**Challenge:**
Repeat every entry in the listing below, exactly.

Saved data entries
** Start **

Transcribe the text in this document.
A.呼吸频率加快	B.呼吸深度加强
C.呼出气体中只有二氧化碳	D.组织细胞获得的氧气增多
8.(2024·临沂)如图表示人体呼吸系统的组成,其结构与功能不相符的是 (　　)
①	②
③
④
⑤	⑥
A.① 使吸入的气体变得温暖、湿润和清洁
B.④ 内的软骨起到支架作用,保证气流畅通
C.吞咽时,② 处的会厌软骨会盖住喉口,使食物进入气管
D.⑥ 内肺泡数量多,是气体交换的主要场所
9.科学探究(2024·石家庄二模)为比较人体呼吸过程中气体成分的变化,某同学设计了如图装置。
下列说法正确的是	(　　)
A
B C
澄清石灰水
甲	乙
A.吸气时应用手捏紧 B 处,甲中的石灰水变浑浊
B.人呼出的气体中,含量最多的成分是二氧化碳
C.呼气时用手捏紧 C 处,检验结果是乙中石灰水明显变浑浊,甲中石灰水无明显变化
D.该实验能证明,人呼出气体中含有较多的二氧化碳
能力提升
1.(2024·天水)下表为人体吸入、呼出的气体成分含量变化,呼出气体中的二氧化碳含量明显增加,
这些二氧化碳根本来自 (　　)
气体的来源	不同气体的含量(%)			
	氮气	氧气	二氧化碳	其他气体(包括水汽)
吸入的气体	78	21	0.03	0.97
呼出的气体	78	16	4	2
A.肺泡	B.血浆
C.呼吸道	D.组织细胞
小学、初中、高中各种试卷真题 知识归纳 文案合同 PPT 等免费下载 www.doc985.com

** End **

**Full response:**
Transcribe the text in this document.
A.呼吸频率加快	B.呼吸深度加强
C.呼出气体中只有二氧化碳	D.组织细胞获得的氧气增多
8.(2024·临沂)如图表示人体呼吸系统的组成,其结构与功能不相符的是 (　　)
①	②
③
④
⑤	⑥
A.① 使吸入的气体变得温暖、湿润和清洁
B.④ 内的软骨起到支架作用,保证气流畅通
C.吞咽时,② 处的会厌软骨会盖住喉口,使食物进入气管
D.⑥ 内肺泡数量多,是气体交换的主要场所
9.科学探究(2024·石家庄二模)为比较人体呼吸过程中气体成分的变化,某同学设计了如图装置。
下列说法正确的是	(　　)
A
B C
澄清石灰水
甲	乙
A.吸气时应用手捏紧 B 处,甲中的石灰水变浑浊
B.人呼出的气体中,含量最多的成分是二氧化碳
C.呼气时用手捏紧 C 处,检验结果是乙中石灰水明显变浑浊,甲中石灰水无明显变化
D.该实验能证明,人呼出气体中含有较多的二氧化碳
能力提升
1.(2024·天水)下表为人体吸入、呼出的气体成分含量变化,呼出气体中的二氧化碳含量明显增加,
这些二氧化碳根本来自 (　　)
气体的来源	不同气体的含量(%)			
	氮气	氧气	二氧化碳	其他气体(包括水汽)
吸入的气体	78	21	0.03	0.97
呼出的气体	78	16	4	2
A.肺泡	B.血浆
C.呼吸道	D.组织细胞
小学、初中、高中各种试卷真题 知识归纳 文案合同 PPT 等免费下载 www.doc985.com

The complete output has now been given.